*Work to complete*: Restate all of the entries exactly, dropping any pictures they hold.

▶

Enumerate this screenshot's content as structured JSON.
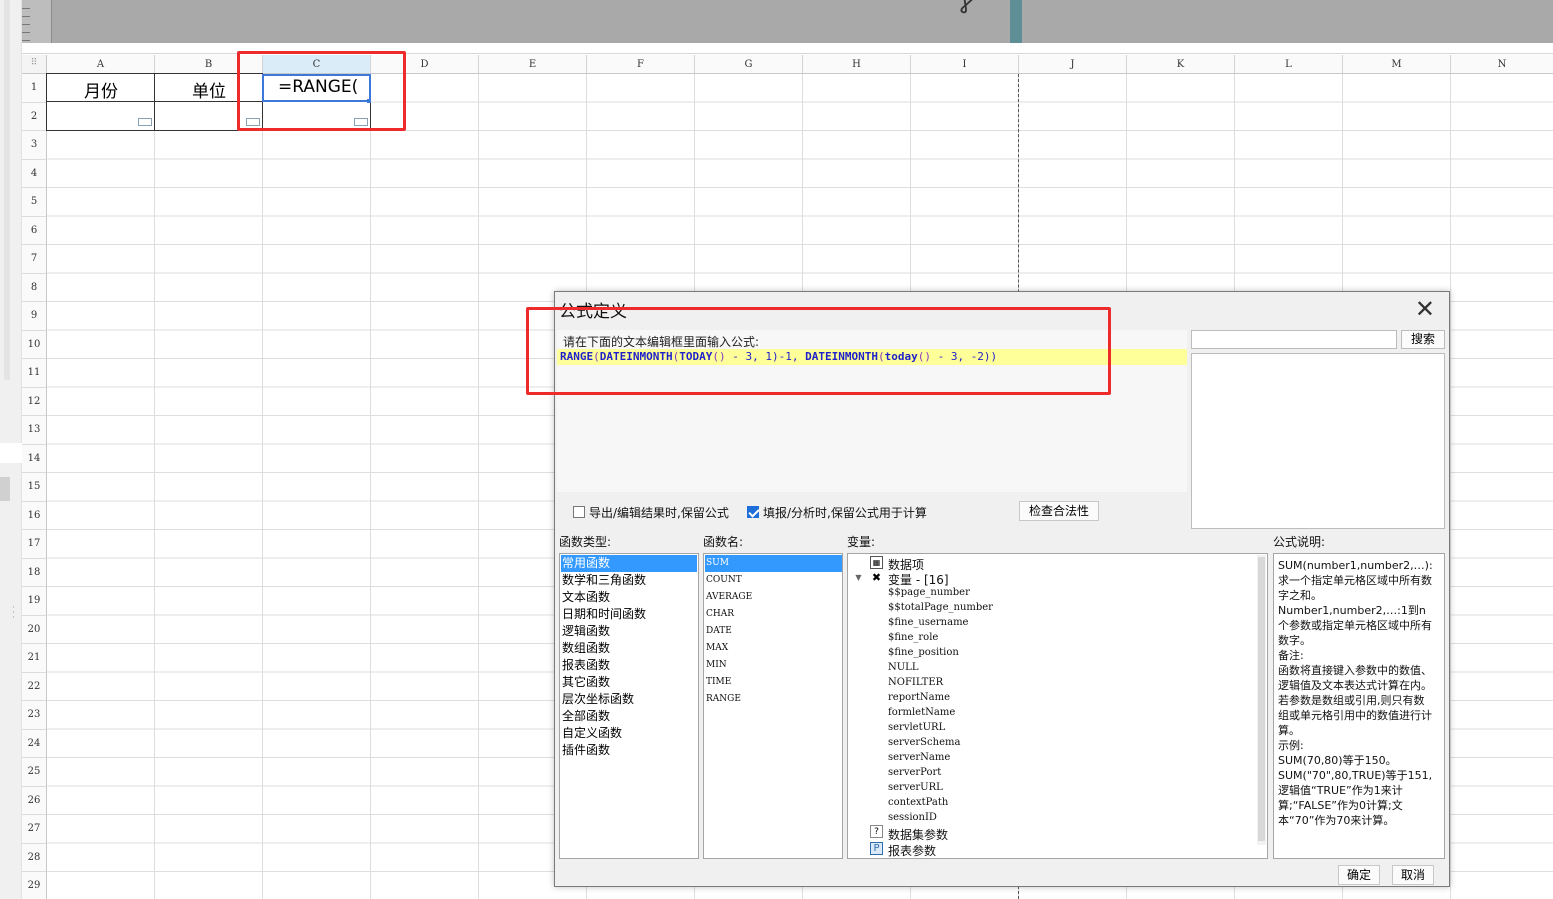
{
  "spreadsheet": {
    "columns": [
      "A",
      "B",
      "C",
      "D",
      "E",
      "F",
      "G",
      "H",
      "I",
      "J",
      "K",
      "L",
      "M",
      "N"
    ],
    "rows": [
      "1",
      "2",
      "3",
      "4",
      "5",
      "6",
      "7",
      "8",
      "9",
      "10",
      "11",
      "12",
      "13",
      "14",
      "15",
      "16",
      "17",
      "18",
      "19",
      "20",
      "21",
      "22",
      "23",
      "24",
      "25",
      "26",
      "27",
      "28",
      "29"
    ],
    "cells": {
      "a1": "月份",
      "b1": "单位",
      "c1": "=RANGE("
    }
  },
  "dialog": {
    "title": "公式定义",
    "editor_hint": "请在下面的文本编辑框里面输入公式:",
    "formula": {
      "t1": "RANGE",
      "t2": "(",
      "t3": "DATEINMONTH",
      "t4": "(",
      "t5": "TODAY",
      "t6": "()",
      "t7": " - 3, 1)-1, ",
      "t8": "DATEINMONTH",
      "t9": "(",
      "t10": "today",
      "t11": "()",
      "t12": " - 3, -2))"
    },
    "search_button": "搜索",
    "search_placeholder": "",
    "export_keep_formula": "导出/编辑结果时,保留公式",
    "fill_keep_formula": "填报/分析时,保留公式用于计算",
    "export_checked": false,
    "fill_checked": true,
    "validate_button": "检查合法性",
    "category_label": "函数类型:",
    "categories": [
      "常用函数",
      "数学和三角函数",
      "文本函数",
      "日期和时间函数",
      "逻辑函数",
      "数组函数",
      "报表函数",
      "其它函数",
      "层次坐标函数",
      "全部函数",
      "自定义函数",
      "插件函数"
    ],
    "function_label": "函数名:",
    "functions": [
      "SUM",
      "COUNT",
      "AVERAGE",
      "CHAR",
      "DATE",
      "MAX",
      "MIN",
      "TIME",
      "RANGE"
    ],
    "variables_label": "变量:",
    "variables": {
      "data_items": "数据项",
      "variable_group": "变量 - [16]",
      "items": [
        "$$page_number",
        "$$totalPage_number",
        "$fine_username",
        "$fine_role",
        "$fine_position",
        "NULL",
        "NOFILTER",
        "reportName",
        "formletName",
        "servletURL",
        "serverSchema",
        "serverName",
        "serverPort",
        "serverURL",
        "contextPath",
        "sessionID"
      ],
      "dataset_params": "数据集参数",
      "report_params": "报表参数"
    },
    "description_label": "公式说明:",
    "description": [
      "SUM(number1,number2,…):求一个指定单元格区域中所有数字之和。",
      "Number1,number2,…:1到n个参数或指定单元格区域中所有数字。",
      "备注:",
      "函数将直接键入参数中的数值、逻辑值及文本表达式计算在内。若参数是数组或引用,则只有数组或单元格引用中的数值进行计算。",
      "示例:",
      "SUM(70,80)等于150。",
      "SUM(\"70\",80,TRUE)等于151,逻辑值“TRUE”作为1来计算;“FALSE”作为0计算;文本“70”作为70来计算。"
    ],
    "ok_button": "确定",
    "cancel_button": "取消"
  },
  "colors": {
    "selection": "#3399ff",
    "highlight_red": "#ee2b2b",
    "formula_line": "#ffff99",
    "active_cell_border": "#3b78d8"
  }
}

◀

*Finished task*:
Enumerate this screenshot's content as structured JSON.
{
  "spreadsheet": {
    "columns": [
      "A",
      "B",
      "C",
      "D",
      "E",
      "F",
      "G",
      "H",
      "I",
      "J",
      "K",
      "L",
      "M",
      "N"
    ],
    "rows": [
      "1",
      "2",
      "3",
      "4",
      "5",
      "6",
      "7",
      "8",
      "9",
      "10",
      "11",
      "12",
      "13",
      "14",
      "15",
      "16",
      "17",
      "18",
      "19",
      "20",
      "21",
      "22",
      "23",
      "24",
      "25",
      "26",
      "27",
      "28",
      "29"
    ],
    "cells": {
      "a1": "月份",
      "b1": "单位",
      "c1": "=RANGE("
    }
  },
  "dialog": {
    "title": "公式定义",
    "editor_hint": "请在下面的文本编辑框里面输入公式:",
    "formula": {
      "t1": "RANGE",
      "t2": "(",
      "t3": "DATEINMONTH",
      "t4": "(",
      "t5": "TODAY",
      "t6": "()",
      "t7": " - 3, 1)-1, ",
      "t8": "DATEINMONTH",
      "t9": "(",
      "t10": "today",
      "t11": "()",
      "t12": " - 3, -2))"
    },
    "search_button": "搜索",
    "search_placeholder": "",
    "export_keep_formula": "导出/编辑结果时,保留公式",
    "fill_keep_formula": "填报/分析时,保留公式用于计算",
    "export_checked": false,
    "fill_checked": true,
    "validate_button": "检查合法性",
    "category_label": "函数类型:",
    "categories": [
      "常用函数",
      "数学和三角函数",
      "文本函数",
      "日期和时间函数",
      "逻辑函数",
      "数组函数",
      "报表函数",
      "其它函数",
      "层次坐标函数",
      "全部函数",
      "自定义函数",
      "插件函数"
    ],
    "function_label": "函数名:",
    "functions": [
      "SUM",
      "COUNT",
      "AVERAGE",
      "CHAR",
      "DATE",
      "MAX",
      "MIN",
      "TIME",
      "RANGE"
    ],
    "variables_label": "变量:",
    "variables": {
      "data_items": "数据项",
      "variable_group": "变量 - [16]",
      "items": [
        "$$page_number",
        "$$totalPage_number",
        "$fine_username",
        "$fine_role",
        "$fine_position",
        "NULL",
        "NOFILTER",
        "reportName",
        "formletName",
        "servletURL",
        "serverSchema",
        "serverName",
        "serverPort",
        "serverURL",
        "contextPath",
        "sessionID"
      ],
      "dataset_params": "数据集参数",
      "report_params": "报表参数"
    },
    "description_label": "公式说明:",
    "description": [
      "SUM(number1,number2,…):求一个指定单元格区域中所有数字之和。",
      "Number1,number2,…:1到n个参数或指定单元格区域中所有数字。",
      "备注:",
      "函数将直接键入参数中的数值、逻辑值及文本表达式计算在内。若参数是数组或引用,则只有数组或单元格引用中的数值进行计算。",
      "示例:",
      "SUM(70,80)等于150。",
      "SUM(\"70\",80,TRUE)等于151,逻辑值“TRUE”作为1来计算;“FALSE”作为0计算;文本“70”作为70来计算。"
    ],
    "ok_button": "确定",
    "cancel_button": "取消"
  },
  "colors": {
    "selection": "#3399ff",
    "highlight_red": "#ee2b2b",
    "formula_line": "#ffff99",
    "active_cell_border": "#3b78d8"
  }
}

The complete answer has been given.